(Data tied to figure images)
____

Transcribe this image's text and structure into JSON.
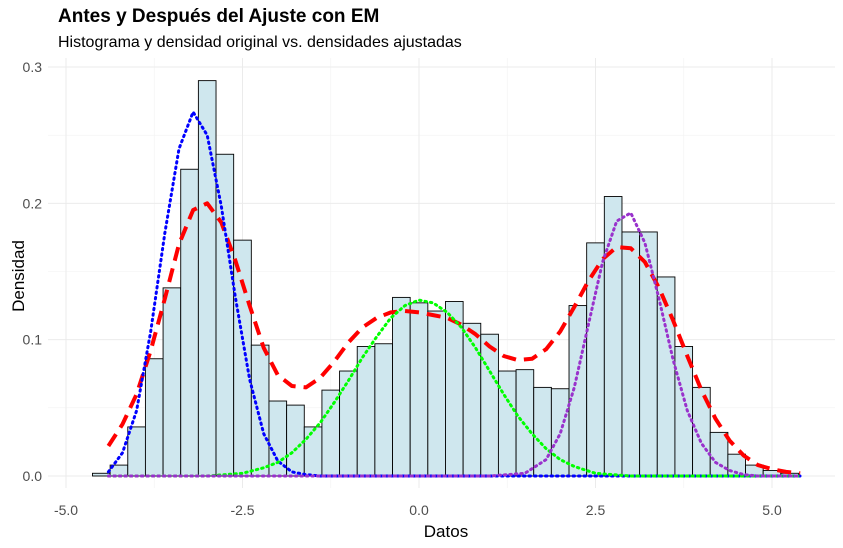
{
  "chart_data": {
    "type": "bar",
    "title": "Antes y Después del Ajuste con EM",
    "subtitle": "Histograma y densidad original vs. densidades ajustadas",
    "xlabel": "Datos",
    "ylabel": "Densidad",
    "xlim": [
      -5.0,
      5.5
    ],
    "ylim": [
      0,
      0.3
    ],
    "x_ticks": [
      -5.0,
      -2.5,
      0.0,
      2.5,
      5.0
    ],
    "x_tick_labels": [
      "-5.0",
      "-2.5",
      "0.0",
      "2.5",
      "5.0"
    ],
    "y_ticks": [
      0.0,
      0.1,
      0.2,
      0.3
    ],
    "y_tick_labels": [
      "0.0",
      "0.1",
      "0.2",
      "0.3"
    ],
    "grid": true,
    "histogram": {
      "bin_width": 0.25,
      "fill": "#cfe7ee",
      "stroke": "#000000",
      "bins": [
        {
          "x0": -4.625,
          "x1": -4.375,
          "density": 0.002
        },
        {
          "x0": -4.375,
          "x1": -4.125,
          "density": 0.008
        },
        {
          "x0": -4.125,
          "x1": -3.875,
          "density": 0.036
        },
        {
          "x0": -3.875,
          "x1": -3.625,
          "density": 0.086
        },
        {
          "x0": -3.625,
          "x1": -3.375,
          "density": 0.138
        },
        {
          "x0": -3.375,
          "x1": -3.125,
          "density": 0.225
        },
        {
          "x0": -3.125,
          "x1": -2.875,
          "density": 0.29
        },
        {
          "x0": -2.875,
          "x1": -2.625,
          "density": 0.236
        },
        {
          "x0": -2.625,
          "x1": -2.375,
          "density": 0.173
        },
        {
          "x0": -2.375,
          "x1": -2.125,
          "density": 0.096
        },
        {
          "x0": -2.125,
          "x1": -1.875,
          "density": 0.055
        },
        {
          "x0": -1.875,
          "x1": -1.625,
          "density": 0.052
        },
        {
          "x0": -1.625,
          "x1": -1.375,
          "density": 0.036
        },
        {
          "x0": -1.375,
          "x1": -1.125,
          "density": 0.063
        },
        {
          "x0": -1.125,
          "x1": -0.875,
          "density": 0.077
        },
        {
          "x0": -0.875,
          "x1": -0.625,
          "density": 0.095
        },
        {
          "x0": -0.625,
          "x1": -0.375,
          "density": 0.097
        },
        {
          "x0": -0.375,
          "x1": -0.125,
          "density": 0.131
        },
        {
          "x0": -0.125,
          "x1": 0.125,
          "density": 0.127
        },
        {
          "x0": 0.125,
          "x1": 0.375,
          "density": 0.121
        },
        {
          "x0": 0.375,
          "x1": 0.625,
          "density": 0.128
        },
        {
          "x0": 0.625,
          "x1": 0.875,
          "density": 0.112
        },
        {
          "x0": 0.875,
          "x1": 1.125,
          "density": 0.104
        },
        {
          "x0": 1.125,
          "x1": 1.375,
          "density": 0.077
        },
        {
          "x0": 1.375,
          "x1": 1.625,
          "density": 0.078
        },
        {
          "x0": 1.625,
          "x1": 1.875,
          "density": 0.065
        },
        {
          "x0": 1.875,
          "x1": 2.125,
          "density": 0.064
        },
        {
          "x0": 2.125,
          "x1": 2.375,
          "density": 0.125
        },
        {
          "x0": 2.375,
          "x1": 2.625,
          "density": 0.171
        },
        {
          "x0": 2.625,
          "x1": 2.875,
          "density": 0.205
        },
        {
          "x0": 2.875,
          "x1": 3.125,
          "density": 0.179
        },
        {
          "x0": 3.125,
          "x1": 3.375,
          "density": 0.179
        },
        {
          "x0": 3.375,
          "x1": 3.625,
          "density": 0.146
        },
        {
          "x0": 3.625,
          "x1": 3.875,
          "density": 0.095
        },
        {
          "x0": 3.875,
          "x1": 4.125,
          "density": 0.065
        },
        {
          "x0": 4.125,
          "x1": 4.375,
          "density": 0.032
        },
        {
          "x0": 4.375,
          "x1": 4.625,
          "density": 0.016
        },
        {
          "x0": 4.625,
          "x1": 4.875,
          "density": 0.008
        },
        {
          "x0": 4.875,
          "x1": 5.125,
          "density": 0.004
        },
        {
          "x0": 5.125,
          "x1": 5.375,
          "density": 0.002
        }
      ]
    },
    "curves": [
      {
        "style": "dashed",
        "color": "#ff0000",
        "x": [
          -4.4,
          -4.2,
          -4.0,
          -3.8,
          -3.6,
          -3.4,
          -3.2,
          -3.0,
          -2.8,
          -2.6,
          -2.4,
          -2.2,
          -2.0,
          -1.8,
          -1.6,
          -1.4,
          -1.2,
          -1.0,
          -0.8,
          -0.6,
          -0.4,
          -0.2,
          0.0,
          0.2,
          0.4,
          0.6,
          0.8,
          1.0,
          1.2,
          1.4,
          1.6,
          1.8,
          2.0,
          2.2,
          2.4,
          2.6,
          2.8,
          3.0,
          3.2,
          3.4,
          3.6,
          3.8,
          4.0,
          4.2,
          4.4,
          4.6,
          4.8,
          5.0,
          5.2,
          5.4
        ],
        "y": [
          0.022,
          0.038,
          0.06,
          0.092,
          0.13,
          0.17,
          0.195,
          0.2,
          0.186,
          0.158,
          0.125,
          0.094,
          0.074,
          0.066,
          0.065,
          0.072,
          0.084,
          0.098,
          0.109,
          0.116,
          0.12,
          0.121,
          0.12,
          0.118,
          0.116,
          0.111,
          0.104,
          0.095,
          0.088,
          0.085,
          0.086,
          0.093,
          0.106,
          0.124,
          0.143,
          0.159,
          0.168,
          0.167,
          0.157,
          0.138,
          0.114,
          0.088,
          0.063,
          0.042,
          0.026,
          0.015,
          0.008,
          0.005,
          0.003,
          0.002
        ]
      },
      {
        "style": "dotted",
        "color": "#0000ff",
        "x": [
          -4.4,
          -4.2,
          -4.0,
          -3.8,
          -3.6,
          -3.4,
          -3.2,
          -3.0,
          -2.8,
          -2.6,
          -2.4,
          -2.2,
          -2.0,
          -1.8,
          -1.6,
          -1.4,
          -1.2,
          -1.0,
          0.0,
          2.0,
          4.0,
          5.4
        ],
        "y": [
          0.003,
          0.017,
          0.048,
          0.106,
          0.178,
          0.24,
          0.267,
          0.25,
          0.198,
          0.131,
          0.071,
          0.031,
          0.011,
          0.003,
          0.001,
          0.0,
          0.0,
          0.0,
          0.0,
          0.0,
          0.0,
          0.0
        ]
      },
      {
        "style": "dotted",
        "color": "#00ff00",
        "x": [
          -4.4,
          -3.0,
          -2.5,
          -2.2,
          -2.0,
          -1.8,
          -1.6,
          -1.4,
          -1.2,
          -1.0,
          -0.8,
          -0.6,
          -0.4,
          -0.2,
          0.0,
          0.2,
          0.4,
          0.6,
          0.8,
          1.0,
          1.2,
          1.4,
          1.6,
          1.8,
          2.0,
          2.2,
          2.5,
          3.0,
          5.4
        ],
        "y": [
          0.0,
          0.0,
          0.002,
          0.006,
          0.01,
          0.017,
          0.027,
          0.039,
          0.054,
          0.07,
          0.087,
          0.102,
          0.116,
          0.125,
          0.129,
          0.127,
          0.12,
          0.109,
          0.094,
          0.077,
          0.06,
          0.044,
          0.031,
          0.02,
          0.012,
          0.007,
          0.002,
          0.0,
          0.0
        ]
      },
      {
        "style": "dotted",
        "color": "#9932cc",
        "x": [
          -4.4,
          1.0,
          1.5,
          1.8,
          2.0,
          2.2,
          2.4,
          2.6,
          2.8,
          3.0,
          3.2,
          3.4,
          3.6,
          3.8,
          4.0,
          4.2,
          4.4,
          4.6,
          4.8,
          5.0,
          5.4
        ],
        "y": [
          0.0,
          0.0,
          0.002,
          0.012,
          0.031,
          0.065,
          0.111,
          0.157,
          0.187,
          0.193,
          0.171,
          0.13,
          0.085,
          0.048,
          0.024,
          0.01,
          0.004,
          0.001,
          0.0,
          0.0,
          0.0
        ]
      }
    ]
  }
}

____

> [Directions for this task] Copy every line of the records above that holds the word "color".

> [The response]
        "color": "#ff0000",
        "color": "#0000ff",
        "color": "#00ff00",
        "color": "#9932cc",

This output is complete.